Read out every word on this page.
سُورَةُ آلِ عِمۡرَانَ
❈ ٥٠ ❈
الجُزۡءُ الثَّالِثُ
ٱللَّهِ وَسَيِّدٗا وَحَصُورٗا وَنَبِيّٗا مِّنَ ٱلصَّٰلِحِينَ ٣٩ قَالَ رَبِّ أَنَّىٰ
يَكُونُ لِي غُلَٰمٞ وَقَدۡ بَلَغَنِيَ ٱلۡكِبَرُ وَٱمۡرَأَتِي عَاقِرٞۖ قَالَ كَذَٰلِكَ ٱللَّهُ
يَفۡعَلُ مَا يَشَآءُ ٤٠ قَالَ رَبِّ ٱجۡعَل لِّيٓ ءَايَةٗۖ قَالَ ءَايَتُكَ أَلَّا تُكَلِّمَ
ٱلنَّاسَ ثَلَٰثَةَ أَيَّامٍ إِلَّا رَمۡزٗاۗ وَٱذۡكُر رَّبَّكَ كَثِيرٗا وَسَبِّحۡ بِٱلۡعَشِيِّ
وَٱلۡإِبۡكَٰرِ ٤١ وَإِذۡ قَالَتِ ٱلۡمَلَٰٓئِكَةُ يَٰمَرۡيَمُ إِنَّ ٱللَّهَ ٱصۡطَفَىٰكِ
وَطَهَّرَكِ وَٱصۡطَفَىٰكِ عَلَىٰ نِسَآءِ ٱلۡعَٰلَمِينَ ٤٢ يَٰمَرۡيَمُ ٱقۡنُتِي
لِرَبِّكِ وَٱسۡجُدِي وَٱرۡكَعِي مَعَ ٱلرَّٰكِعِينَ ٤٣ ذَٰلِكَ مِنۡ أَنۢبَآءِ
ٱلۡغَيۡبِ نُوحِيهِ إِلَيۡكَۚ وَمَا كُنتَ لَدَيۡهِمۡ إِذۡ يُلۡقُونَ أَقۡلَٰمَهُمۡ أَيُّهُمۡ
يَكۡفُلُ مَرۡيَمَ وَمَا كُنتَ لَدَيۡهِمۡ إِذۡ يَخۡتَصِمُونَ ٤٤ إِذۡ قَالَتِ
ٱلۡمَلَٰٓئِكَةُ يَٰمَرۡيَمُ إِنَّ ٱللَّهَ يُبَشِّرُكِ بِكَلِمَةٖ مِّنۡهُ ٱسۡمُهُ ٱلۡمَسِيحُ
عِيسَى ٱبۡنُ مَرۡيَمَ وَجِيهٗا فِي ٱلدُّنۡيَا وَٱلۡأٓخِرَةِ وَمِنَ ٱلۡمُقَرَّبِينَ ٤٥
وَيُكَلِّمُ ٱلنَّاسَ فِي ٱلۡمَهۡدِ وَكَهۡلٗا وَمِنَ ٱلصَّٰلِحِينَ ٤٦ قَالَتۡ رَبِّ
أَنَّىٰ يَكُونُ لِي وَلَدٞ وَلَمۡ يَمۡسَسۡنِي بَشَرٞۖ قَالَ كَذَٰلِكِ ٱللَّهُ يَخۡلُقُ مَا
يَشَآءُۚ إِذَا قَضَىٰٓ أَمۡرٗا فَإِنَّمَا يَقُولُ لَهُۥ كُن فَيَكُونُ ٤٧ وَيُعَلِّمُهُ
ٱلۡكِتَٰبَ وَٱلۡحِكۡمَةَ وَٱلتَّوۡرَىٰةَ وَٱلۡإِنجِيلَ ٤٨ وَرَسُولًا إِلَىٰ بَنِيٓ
########################################
Quote all the records. Keep every word exact.

> Answer to the task:
Read out every word on this page.
سُورَةُ آلِ عِمۡرَانَ
❈ ٥٠ ❈
الجُزۡءُ الثَّالِثُ
ٱللَّهِ وَسَيِّدٗا وَحَصُورٗا وَنَبِيّٗا مِّنَ ٱلصَّٰلِحِينَ ٣٩ قَالَ رَبِّ أَنَّىٰ
يَكُونُ لِي غُلَٰمٞ وَقَدۡ بَلَغَنِيَ ٱلۡكِبَرُ وَٱمۡرَأَتِي عَاقِرٞۖ قَالَ كَذَٰلِكَ ٱللَّهُ
يَفۡعَلُ مَا يَشَآءُ ٤٠ قَالَ رَبِّ ٱجۡعَل لِّيٓ ءَايَةٗۖ قَالَ ءَايَتُكَ أَلَّا تُكَلِّمَ
ٱلنَّاسَ ثَلَٰثَةَ أَيَّامٍ إِلَّا رَمۡزٗاۗ وَٱذۡكُر رَّبَّكَ كَثِيرٗا وَسَبِّحۡ بِٱلۡعَشِيِّ
وَٱلۡإِبۡكَٰرِ ٤١ وَإِذۡ قَالَتِ ٱلۡمَلَٰٓئِكَةُ يَٰمَرۡيَمُ إِنَّ ٱللَّهَ ٱصۡطَفَىٰكِ
وَطَهَّرَكِ وَٱصۡطَفَىٰكِ عَلَىٰ نِسَآءِ ٱلۡعَٰلَمِينَ ٤٢ يَٰمَرۡيَمُ ٱقۡنُتِي
لِرَبِّكِ وَٱسۡجُدِي وَٱرۡكَعِي مَعَ ٱلرَّٰكِعِينَ ٤٣ ذَٰلِكَ مِنۡ أَنۢبَآءِ
ٱلۡغَيۡبِ نُوحِيهِ إِلَيۡكَۚ وَمَا كُنتَ لَدَيۡهِمۡ إِذۡ يُلۡقُونَ أَقۡلَٰمَهُمۡ أَيُّهُمۡ
يَكۡفُلُ مَرۡيَمَ وَمَا كُنتَ لَدَيۡهِمۡ إِذۡ يَخۡتَصِمُونَ ٤٤ إِذۡ قَالَتِ
ٱلۡمَلَٰٓئِكَةُ يَٰمَرۡيَمُ إِنَّ ٱللَّهَ يُبَشِّرُكِ بِكَلِمَةٖ مِّنۡهُ ٱسۡمُهُ ٱلۡمَسِيحُ
عِيسَى ٱبۡنُ مَرۡيَمَ وَجِيهٗا فِي ٱلدُّنۡيَا وَٱلۡأٓخِرَةِ وَمِنَ ٱلۡمُقَرَّبِينَ ٤٥
وَيُكَلِّمُ ٱلنَّاسَ فِي ٱلۡمَهۡدِ وَكَهۡلٗا وَمِنَ ٱلصَّٰلِحِينَ ٤٦ قَالَتۡ رَبِّ
أَنَّىٰ يَكُونُ لِي وَلَدٞ وَلَمۡ يَمۡسَسۡنِي بَشَرٞۖ قَالَ كَذَٰلِكِ ٱللَّهُ يَخۡلُقُ مَا
يَشَآءُۚ إِذَا قَضَىٰٓ أَمۡرٗا فَإِنَّمَا يَقُولُ لَهُۥ كُن فَيَكُونُ ٤٧ وَيُعَلِّمُهُ
ٱلۡكِتَٰبَ وَٱلۡحِكۡمَةَ وَٱلتَّوۡرَىٰةَ وَٱلۡإِنجِيلَ ٤٨ وَرَسُولًا إِلَىٰ بَنِيٓ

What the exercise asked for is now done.